>> begin

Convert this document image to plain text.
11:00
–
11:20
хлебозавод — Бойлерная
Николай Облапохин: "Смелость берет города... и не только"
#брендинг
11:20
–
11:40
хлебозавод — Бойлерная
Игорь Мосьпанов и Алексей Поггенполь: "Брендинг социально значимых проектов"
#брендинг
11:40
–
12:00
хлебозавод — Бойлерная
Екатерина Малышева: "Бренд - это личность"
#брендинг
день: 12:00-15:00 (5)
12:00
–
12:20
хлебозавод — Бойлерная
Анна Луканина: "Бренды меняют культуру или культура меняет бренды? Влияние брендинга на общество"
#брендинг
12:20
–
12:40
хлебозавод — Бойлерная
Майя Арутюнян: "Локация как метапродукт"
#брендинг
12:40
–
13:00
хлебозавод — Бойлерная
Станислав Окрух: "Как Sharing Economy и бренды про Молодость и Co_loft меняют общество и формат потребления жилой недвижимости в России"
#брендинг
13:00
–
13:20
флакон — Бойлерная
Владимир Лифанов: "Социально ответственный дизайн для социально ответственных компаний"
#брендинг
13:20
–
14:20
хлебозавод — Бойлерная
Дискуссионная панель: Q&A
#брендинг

>> end

What is expected
Copy out every line in the listing where the word "бренды" appears.

Written response
Анна Луканина: "Бренды меняют культуру или культура меняет бренды? Влияние брендинга на общество"
Станислав Окрух: "Как Sharing Economy и бренды про Молодость и Co_loft меняют общество и формат потребления жилой недвижимости в России"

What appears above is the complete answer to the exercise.